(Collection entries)
┄┄┄┄┄┄┄┄┄┄┄┄┄┄┄┄┄┄┄┄
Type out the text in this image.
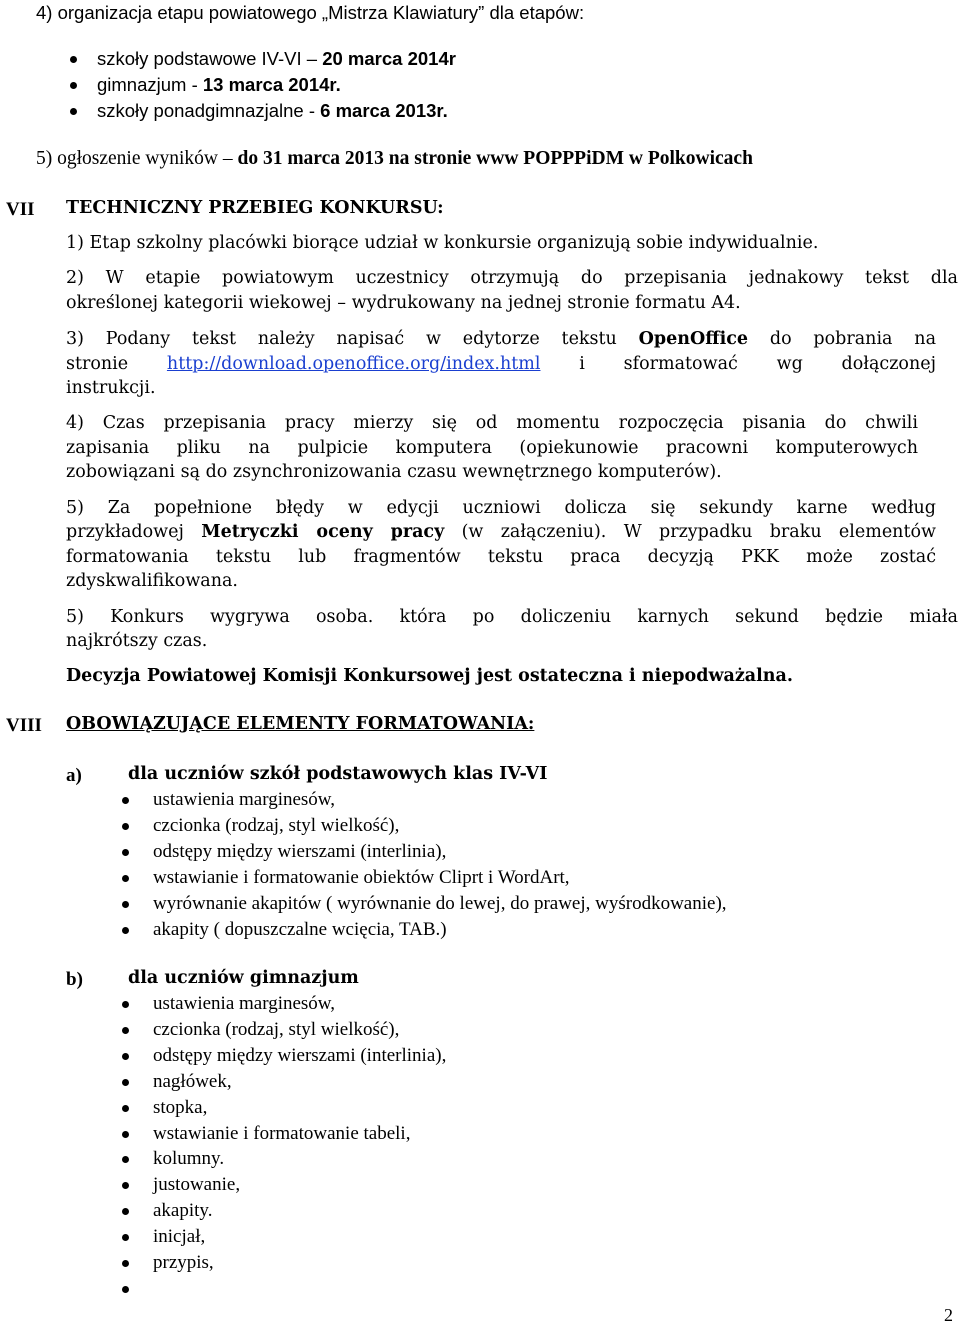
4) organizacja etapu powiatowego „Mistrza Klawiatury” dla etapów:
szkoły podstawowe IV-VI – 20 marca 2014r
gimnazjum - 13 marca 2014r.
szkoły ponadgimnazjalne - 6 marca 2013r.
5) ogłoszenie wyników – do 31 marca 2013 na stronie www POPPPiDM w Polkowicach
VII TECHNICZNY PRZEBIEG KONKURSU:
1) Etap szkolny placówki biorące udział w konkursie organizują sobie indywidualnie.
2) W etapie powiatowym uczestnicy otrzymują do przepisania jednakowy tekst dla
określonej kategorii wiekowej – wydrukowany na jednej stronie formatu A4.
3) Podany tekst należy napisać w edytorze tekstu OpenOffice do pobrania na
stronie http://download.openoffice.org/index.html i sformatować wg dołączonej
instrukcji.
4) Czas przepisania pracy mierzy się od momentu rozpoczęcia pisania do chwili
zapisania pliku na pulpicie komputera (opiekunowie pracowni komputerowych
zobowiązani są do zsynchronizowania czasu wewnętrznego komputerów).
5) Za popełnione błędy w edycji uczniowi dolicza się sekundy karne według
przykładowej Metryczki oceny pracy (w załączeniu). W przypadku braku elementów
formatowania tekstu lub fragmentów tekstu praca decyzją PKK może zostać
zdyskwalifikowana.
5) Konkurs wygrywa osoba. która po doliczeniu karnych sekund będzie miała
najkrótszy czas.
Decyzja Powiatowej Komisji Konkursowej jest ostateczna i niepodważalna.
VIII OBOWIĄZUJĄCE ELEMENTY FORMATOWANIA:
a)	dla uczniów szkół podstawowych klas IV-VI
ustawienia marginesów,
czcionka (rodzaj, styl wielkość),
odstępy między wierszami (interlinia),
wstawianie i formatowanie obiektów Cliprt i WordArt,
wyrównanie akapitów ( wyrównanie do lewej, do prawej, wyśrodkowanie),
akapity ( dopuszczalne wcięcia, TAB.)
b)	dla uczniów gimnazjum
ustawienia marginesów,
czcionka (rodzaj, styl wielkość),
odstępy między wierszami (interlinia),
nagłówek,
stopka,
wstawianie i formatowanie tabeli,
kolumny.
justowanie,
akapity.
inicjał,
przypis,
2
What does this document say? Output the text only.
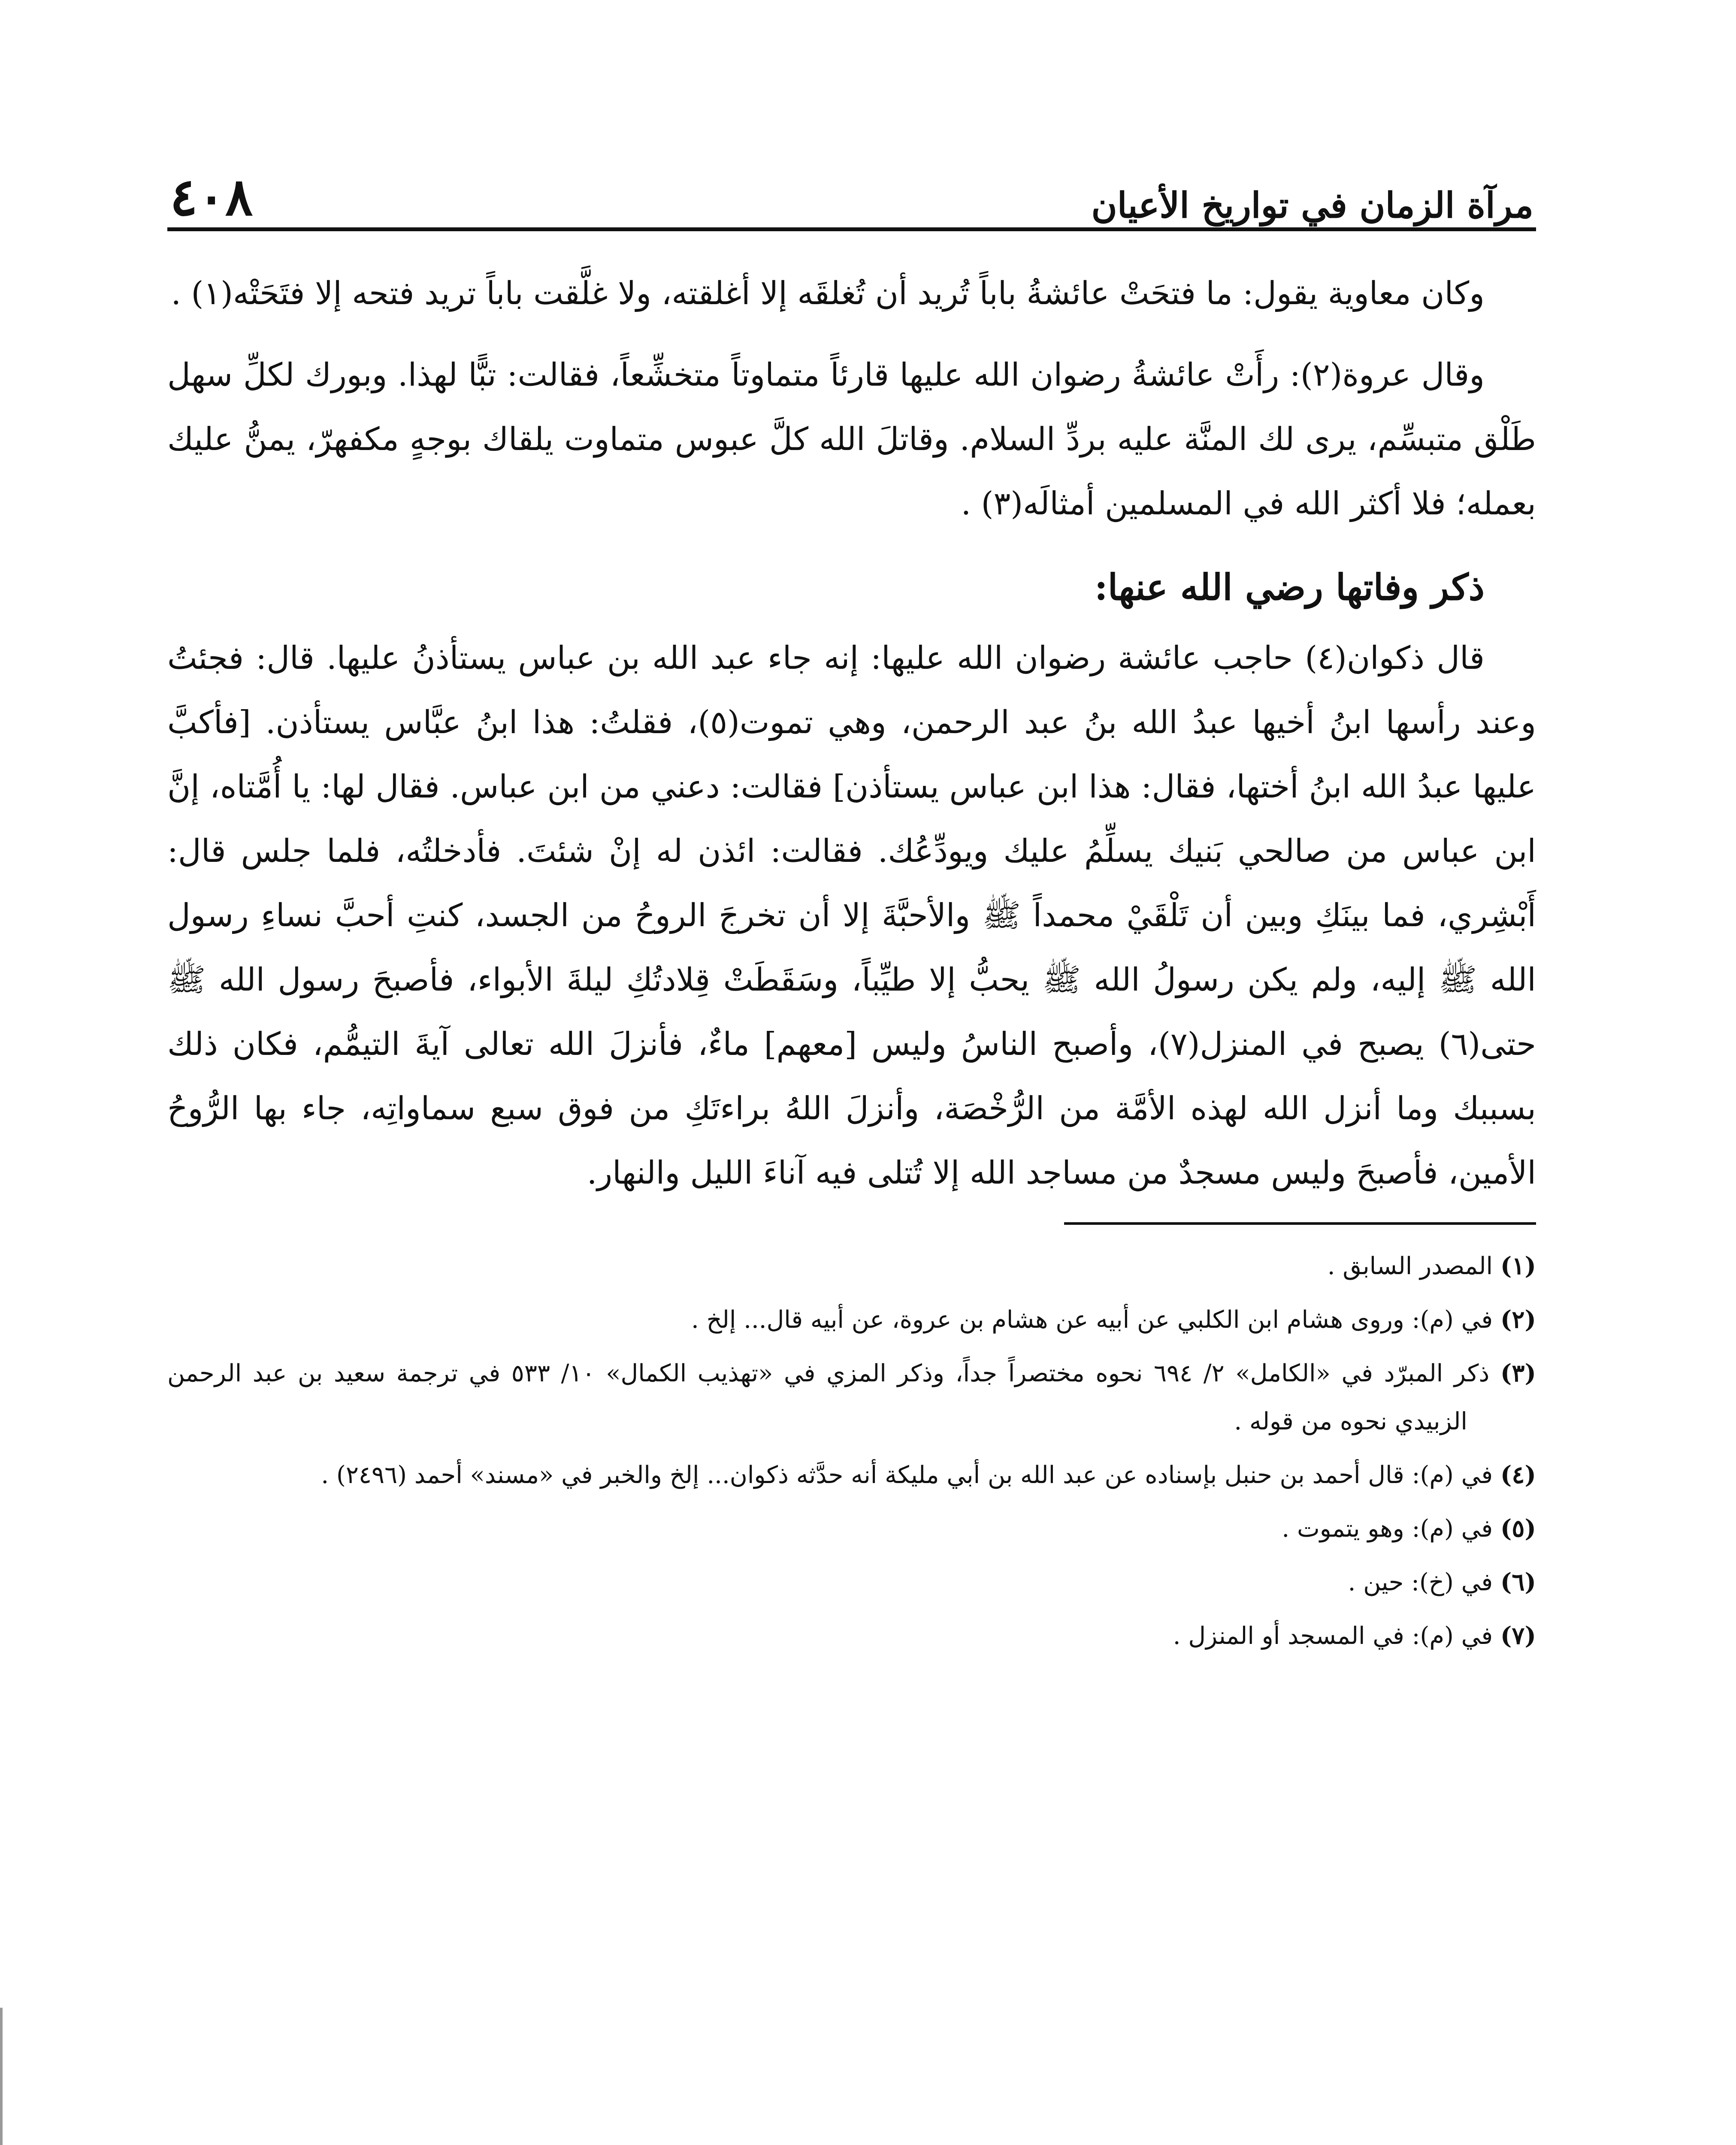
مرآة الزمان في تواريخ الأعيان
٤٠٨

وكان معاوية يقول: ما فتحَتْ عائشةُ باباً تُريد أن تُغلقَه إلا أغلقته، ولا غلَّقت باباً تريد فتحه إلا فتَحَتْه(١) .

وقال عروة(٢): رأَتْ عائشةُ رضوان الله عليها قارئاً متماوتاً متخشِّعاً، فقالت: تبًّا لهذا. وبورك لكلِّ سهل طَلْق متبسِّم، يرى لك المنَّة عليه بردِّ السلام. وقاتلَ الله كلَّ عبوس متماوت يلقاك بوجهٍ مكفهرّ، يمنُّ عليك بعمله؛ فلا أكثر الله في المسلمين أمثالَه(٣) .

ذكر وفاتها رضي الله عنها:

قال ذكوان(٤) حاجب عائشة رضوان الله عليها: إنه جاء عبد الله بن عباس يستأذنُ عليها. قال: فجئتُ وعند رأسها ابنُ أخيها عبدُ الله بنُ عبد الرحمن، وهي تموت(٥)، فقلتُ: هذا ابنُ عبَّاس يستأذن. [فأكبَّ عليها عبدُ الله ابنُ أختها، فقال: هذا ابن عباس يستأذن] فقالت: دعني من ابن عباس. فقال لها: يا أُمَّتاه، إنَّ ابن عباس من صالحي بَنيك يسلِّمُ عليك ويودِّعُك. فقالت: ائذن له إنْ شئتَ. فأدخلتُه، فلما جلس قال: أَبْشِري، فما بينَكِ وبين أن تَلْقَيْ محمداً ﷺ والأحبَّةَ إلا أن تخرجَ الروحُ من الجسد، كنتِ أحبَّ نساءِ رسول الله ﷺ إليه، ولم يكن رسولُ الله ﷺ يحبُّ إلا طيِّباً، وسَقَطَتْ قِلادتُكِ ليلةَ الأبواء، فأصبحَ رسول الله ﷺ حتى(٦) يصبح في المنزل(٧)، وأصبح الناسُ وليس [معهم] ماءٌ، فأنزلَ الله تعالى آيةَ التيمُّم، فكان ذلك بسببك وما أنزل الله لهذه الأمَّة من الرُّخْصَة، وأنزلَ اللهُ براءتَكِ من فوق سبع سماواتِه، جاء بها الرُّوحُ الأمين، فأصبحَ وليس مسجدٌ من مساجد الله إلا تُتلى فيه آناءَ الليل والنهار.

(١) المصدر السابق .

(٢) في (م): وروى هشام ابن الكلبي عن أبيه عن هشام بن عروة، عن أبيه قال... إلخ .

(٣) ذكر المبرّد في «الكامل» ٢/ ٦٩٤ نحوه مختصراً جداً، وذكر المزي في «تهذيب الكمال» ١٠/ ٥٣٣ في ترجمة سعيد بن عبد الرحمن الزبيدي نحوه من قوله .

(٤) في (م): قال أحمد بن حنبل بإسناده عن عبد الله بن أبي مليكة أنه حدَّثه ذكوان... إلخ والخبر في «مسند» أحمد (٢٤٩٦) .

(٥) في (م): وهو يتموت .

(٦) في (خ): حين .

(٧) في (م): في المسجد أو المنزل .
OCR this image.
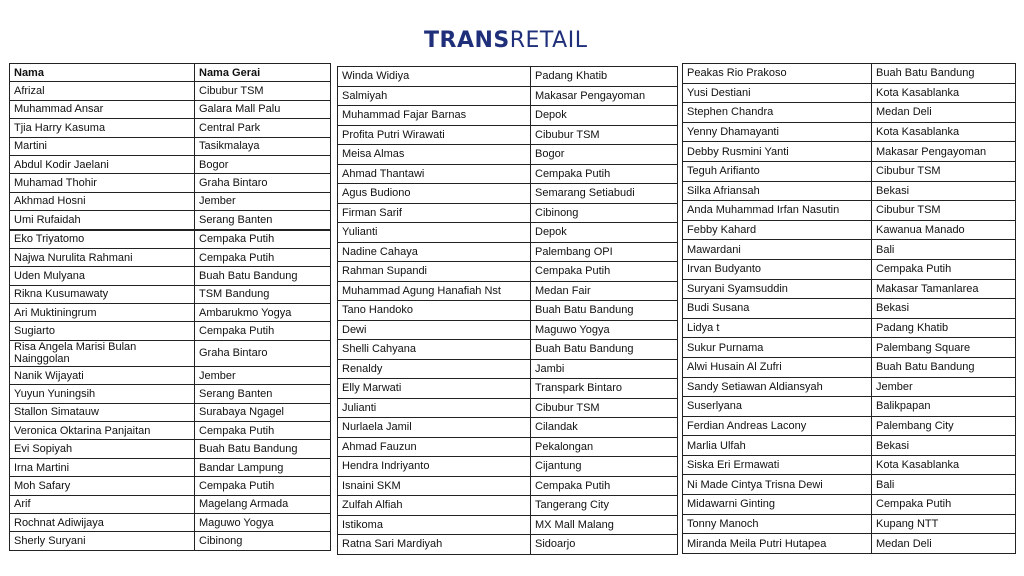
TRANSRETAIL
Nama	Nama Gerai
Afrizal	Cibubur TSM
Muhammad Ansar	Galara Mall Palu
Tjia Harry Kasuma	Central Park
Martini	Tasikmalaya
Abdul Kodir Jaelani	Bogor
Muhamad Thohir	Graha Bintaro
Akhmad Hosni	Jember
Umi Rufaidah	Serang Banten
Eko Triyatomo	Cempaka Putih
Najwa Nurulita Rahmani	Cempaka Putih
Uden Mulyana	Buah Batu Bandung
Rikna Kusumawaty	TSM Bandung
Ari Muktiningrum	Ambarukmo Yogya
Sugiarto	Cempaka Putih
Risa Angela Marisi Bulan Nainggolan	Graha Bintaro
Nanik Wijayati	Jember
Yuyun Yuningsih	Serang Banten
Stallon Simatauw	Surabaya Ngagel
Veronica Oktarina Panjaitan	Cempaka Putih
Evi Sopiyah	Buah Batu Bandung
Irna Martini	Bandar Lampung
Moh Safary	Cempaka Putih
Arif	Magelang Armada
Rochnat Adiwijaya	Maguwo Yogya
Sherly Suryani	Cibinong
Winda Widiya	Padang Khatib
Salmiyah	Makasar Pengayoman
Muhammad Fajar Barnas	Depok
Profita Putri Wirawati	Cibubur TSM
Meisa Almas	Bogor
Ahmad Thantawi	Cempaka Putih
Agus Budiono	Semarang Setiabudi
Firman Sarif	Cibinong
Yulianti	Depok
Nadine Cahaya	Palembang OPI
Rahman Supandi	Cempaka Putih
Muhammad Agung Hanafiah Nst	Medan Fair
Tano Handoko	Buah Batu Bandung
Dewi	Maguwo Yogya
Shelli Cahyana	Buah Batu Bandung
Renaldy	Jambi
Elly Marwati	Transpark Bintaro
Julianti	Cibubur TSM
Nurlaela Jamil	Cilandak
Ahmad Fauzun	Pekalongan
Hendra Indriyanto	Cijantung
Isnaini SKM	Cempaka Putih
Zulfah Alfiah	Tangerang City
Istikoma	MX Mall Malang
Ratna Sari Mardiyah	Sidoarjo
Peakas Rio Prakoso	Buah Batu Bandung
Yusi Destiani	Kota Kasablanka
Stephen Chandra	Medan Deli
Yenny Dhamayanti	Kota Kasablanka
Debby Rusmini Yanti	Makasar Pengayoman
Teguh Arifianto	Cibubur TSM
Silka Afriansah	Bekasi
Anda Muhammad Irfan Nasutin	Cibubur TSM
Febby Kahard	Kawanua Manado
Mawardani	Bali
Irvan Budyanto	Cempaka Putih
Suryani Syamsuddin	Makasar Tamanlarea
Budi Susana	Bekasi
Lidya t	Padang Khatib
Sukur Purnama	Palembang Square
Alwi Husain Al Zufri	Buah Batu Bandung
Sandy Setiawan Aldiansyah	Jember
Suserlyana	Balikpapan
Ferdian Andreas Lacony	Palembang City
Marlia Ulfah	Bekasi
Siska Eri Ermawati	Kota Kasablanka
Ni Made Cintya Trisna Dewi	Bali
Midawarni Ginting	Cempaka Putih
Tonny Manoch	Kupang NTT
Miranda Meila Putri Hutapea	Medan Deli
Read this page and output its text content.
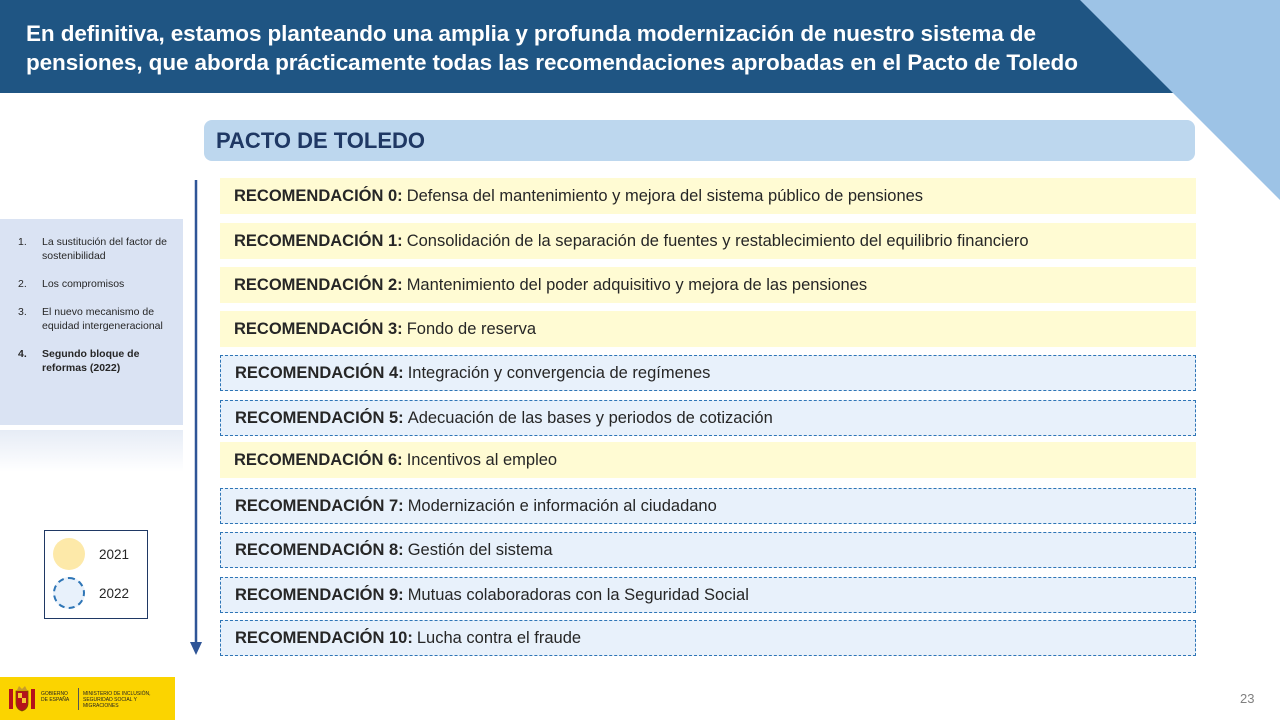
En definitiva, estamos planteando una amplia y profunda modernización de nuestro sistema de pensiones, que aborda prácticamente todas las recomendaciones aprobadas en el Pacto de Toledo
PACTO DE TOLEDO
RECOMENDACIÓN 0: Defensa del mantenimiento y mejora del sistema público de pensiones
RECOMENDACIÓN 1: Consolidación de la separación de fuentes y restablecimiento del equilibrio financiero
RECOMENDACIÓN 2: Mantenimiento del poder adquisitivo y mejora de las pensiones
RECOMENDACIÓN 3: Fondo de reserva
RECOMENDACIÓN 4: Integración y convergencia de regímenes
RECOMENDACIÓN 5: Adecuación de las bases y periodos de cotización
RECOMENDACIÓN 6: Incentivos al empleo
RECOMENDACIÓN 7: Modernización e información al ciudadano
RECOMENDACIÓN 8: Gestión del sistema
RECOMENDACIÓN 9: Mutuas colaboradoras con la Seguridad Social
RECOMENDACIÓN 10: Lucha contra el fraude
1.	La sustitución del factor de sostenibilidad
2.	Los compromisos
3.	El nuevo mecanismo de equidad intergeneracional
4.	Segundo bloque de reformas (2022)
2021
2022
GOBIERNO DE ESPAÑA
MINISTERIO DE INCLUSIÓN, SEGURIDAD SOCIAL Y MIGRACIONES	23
┄┄┄┄┄┄┄┄┄┄┄┄┄┄┄┄┄┄┄┄
* _AIM OF THE TASK_: Copy, from the material above, each line in which the string "Padang" occurs.

* _FINAL RESULT_:
Winda Widiya	Padang Khatib
Lidya t	Padang Khatib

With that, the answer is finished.